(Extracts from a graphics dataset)
-------------------------

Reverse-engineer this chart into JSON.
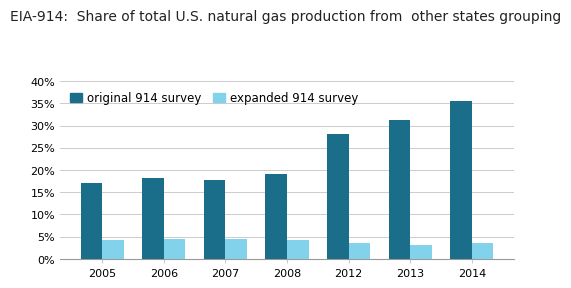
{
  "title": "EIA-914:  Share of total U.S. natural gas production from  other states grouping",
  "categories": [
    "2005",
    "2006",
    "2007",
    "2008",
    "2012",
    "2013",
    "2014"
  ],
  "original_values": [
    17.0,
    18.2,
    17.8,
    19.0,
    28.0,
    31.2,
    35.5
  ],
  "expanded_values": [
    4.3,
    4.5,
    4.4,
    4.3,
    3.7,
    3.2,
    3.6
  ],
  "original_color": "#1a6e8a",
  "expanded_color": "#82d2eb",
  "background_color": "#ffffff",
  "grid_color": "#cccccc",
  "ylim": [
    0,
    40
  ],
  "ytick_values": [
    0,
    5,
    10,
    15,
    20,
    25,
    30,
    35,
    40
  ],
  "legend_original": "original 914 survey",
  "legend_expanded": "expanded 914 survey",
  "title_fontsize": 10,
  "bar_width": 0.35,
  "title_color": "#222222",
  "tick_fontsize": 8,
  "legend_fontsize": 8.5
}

-------------------------

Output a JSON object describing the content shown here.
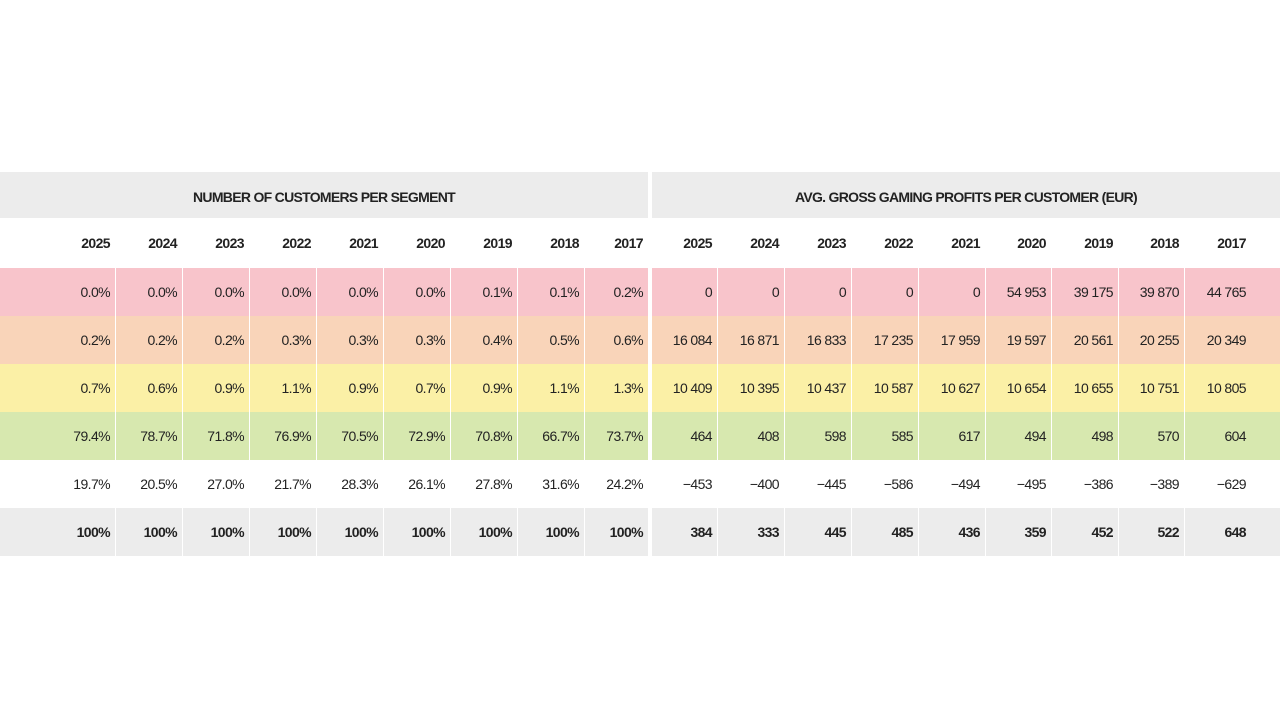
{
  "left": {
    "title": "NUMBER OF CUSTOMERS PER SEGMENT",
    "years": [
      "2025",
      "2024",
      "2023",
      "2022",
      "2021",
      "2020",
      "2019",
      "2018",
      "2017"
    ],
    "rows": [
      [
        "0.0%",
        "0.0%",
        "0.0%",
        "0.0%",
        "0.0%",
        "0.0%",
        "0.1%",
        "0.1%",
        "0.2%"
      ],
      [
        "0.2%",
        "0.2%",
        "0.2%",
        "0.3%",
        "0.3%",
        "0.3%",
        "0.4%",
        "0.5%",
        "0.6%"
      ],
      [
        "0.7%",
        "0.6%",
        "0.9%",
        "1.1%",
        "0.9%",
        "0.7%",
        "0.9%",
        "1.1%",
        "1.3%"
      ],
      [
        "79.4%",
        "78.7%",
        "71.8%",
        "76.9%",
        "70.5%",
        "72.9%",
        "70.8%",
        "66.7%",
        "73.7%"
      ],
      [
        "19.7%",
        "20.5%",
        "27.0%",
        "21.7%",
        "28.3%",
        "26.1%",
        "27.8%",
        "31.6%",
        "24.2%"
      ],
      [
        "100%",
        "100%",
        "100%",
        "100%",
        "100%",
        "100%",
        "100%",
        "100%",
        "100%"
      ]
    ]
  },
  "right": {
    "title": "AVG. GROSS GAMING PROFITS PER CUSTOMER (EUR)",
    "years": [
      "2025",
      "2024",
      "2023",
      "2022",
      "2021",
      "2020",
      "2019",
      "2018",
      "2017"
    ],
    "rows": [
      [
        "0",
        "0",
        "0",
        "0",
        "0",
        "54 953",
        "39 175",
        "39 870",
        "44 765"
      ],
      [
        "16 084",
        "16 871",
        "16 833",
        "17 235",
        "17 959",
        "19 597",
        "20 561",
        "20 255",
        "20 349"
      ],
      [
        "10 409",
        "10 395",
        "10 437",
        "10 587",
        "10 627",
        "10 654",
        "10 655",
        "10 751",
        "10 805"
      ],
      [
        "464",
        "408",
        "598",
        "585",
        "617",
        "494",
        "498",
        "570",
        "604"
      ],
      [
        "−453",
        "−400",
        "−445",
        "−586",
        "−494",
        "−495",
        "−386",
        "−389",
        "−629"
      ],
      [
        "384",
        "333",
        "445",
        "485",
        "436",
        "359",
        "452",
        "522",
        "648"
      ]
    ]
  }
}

-------------------------

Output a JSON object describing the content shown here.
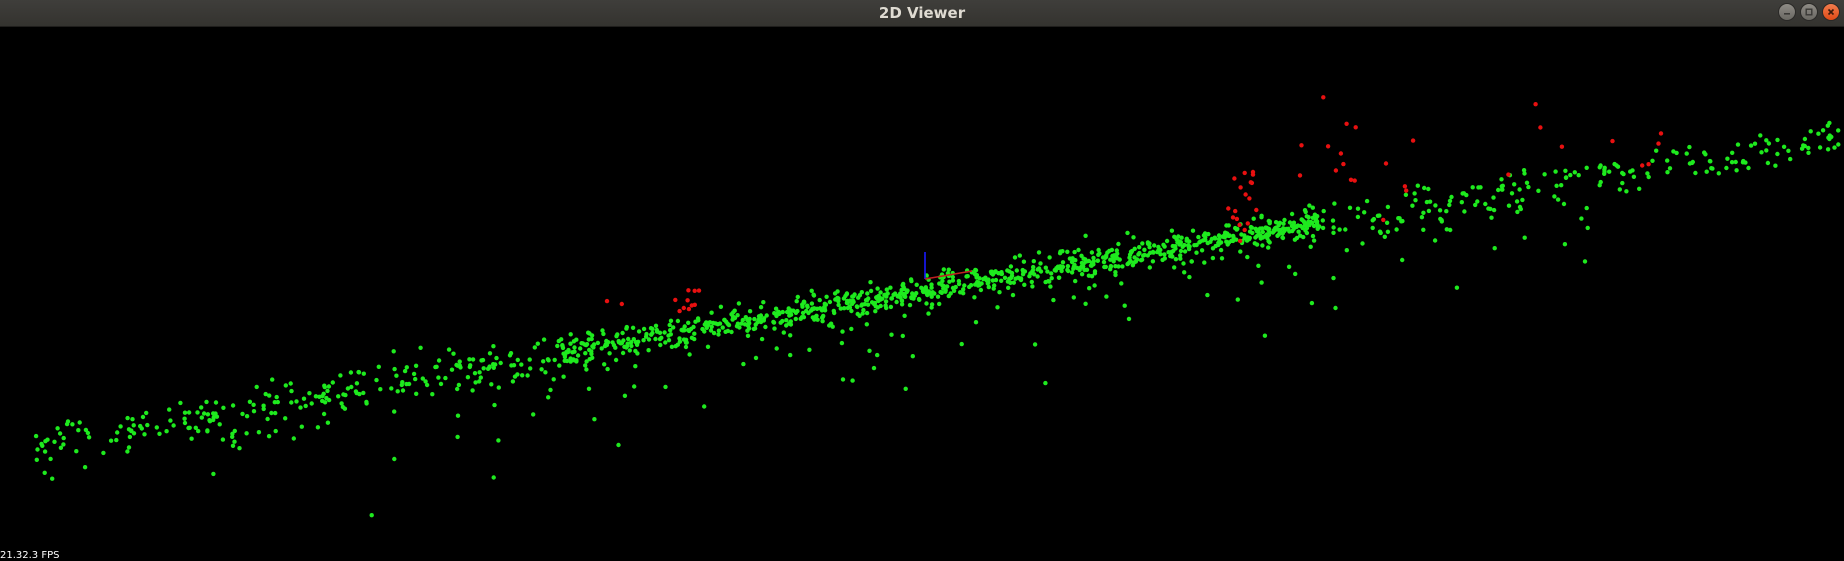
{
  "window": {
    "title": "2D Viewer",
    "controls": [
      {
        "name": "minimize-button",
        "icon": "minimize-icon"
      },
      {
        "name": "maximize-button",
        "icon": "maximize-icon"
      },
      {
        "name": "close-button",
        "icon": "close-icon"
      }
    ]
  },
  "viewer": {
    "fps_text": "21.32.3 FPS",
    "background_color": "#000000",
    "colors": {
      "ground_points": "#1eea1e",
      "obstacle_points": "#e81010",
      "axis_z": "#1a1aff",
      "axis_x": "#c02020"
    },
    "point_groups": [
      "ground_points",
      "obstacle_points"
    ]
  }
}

-------------------------

_Work instructions_:
Gather, from the listing above, every line carrying the word "icon".

_Answer for the task_:
        "icon": "minimize-icon"
        "icon": "maximize-icon"
        "icon": "close-icon"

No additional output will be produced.